Task
Copy the records word for word, from the first line through the line containing "path-point [1607,1051,1626,1069]", including that line.

Data section
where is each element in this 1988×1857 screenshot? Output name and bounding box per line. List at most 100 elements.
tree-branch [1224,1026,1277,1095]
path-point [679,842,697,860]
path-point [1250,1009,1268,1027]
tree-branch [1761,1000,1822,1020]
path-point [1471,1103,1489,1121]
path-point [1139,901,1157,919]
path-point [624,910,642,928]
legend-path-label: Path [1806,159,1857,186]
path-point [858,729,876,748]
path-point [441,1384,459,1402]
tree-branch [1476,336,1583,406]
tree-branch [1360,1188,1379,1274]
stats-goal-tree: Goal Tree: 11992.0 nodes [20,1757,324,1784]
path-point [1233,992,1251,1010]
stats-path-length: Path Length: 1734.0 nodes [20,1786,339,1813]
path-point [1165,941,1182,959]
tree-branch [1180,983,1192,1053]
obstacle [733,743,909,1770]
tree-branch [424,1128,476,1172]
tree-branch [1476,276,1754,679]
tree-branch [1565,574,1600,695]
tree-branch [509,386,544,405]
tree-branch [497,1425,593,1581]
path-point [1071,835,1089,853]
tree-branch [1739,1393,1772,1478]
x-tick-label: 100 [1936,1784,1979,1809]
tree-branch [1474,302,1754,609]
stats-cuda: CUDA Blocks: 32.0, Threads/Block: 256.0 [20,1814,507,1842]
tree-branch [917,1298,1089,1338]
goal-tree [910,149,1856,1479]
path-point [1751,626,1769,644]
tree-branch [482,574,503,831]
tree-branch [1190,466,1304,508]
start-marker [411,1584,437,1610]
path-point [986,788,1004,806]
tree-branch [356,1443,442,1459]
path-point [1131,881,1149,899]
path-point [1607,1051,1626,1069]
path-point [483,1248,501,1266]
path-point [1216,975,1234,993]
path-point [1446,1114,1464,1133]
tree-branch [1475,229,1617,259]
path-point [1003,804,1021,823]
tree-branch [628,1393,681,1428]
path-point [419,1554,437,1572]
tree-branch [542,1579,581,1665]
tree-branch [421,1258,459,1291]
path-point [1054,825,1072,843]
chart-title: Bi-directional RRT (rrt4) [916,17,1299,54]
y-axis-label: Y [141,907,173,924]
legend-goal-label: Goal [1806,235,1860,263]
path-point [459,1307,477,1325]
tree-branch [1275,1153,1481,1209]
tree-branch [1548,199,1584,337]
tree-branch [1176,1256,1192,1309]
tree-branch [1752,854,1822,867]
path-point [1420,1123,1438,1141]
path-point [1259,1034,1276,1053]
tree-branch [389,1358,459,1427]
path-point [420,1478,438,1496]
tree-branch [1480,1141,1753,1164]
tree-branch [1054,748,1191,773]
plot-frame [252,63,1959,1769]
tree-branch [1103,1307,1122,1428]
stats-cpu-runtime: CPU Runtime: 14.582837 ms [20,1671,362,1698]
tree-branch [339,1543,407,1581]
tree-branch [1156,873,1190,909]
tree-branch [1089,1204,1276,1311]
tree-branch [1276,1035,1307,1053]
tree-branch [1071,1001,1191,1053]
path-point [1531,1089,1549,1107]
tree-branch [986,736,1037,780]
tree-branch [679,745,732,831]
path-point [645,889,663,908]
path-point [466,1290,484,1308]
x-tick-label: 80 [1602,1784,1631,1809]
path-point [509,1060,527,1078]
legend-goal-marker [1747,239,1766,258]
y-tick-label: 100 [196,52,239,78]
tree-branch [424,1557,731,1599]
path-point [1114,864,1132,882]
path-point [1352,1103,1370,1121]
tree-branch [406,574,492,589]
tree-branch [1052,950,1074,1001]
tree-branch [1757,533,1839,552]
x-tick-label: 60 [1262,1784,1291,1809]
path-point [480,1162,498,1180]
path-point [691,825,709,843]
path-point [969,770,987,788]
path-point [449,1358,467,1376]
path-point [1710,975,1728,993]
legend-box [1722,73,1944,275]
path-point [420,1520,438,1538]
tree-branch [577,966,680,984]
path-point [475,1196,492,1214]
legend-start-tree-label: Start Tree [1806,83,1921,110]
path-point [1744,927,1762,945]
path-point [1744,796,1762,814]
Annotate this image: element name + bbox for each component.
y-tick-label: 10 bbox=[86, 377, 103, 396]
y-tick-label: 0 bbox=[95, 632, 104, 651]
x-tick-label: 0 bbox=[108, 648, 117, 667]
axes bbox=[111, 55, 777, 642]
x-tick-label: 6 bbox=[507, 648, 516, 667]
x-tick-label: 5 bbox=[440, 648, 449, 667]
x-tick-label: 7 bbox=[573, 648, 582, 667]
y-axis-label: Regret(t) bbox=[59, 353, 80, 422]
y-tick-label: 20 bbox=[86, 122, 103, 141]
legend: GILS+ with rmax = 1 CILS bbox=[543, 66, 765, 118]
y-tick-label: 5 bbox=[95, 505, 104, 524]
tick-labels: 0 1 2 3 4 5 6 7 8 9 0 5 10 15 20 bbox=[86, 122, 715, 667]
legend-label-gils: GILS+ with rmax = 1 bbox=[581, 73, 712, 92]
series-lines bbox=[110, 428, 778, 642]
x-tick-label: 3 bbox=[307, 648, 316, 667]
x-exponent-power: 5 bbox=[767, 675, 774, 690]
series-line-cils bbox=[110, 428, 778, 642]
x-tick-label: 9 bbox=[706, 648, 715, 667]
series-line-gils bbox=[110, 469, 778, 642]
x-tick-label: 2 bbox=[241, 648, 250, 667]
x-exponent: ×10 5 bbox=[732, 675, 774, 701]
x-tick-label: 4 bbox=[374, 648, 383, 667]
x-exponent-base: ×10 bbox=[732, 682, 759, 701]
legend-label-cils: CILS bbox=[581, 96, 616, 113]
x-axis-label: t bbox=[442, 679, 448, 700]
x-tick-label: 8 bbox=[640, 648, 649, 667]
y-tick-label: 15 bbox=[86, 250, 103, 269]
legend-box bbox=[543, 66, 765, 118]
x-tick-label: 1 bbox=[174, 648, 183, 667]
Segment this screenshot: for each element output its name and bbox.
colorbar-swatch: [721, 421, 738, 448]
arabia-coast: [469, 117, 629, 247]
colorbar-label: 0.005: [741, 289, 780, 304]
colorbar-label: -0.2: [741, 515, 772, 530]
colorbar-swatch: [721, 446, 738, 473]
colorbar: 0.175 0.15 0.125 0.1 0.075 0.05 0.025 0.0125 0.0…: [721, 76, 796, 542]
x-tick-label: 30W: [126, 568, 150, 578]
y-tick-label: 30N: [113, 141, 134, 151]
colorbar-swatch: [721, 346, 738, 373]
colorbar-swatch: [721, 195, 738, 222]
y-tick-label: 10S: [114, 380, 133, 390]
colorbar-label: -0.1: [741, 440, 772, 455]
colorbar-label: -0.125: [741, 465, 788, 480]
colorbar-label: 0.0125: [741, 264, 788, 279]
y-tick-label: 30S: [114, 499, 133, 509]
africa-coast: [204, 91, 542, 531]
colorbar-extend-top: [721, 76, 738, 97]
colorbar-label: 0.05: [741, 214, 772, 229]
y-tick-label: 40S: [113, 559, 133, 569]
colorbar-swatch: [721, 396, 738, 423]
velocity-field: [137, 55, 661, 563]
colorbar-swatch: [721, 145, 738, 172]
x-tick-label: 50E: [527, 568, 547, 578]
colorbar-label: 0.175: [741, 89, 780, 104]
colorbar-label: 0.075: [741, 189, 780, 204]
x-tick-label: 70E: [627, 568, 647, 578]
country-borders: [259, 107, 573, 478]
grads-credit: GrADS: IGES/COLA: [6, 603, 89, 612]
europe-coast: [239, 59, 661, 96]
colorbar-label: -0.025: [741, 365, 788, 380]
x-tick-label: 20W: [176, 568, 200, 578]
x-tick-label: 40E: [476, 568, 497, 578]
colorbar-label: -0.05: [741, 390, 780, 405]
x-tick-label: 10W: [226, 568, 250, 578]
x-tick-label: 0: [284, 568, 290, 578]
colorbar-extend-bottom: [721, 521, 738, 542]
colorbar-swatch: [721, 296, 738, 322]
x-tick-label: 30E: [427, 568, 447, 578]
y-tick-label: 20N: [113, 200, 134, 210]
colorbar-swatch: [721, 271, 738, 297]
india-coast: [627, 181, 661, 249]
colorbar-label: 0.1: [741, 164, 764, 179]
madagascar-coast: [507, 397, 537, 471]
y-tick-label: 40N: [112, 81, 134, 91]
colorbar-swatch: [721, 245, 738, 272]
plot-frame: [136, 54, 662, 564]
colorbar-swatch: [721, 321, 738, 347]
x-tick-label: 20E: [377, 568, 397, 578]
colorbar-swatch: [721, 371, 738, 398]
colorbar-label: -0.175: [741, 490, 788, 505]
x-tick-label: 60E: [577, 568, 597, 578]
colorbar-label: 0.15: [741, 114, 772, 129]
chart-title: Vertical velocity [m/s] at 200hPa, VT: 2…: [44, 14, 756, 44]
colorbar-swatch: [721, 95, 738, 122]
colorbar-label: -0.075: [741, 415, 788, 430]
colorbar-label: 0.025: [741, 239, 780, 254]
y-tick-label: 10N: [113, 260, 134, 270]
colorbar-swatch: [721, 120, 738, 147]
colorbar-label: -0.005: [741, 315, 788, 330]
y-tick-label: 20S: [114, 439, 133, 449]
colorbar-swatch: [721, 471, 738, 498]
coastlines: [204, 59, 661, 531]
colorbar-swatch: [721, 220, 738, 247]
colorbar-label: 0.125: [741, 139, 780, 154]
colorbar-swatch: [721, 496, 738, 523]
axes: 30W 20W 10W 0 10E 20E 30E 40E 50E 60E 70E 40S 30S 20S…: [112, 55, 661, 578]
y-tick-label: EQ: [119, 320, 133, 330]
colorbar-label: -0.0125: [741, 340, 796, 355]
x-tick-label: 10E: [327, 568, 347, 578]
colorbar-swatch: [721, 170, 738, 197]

Answer to this problem
where is each element in this 1988×1857 screenshot? Output name and bounding box per line. List at most 100 elements.
tree-branch [1224,1026,1277,1095]
path-point [679,842,697,860]
path-point [1250,1009,1268,1027]
tree-branch [1761,1000,1822,1020]
path-point [1471,1103,1489,1121]
path-point [1139,901,1157,919]
path-point [624,910,642,928]
legend-path-label: Path [1806,159,1857,186]
path-point [858,729,876,748]
path-point [441,1384,459,1402]
tree-branch [1476,336,1583,406]
tree-branch [1360,1188,1379,1274]
stats-goal-tree: Goal Tree: 11992.0 nodes [20,1757,324,1784]
path-point [1233,992,1251,1010]
stats-path-length: Path Length: 1734.0 nodes [20,1786,339,1813]
path-point [1165,941,1182,959]
tree-branch [1180,983,1192,1053]
obstacle [733,743,909,1770]
tree-branch [424,1128,476,1172]
tree-branch [1476,276,1754,679]
tree-branch [1565,574,1600,695]
tree-branch [509,386,544,405]
tree-branch [497,1425,593,1581]
path-point [1071,835,1089,853]
tree-branch [1739,1393,1772,1478]
x-tick-label: 100 [1936,1784,1979,1809]
tree-branch [1474,302,1754,609]
stats-cuda: CUDA Blocks: 32.0, Threads/Block: 256.0 [20,1814,507,1842]
tree-branch [917,1298,1089,1338]
goal-tree [910,149,1856,1479]
path-point [1751,626,1769,644]
tree-branch [482,574,503,831]
tree-branch [1190,466,1304,508]
start-marker [411,1584,437,1610]
path-point [986,788,1004,806]
tree-branch [356,1443,442,1459]
path-point [1131,881,1149,899]
path-point [1607,1051,1626,1069]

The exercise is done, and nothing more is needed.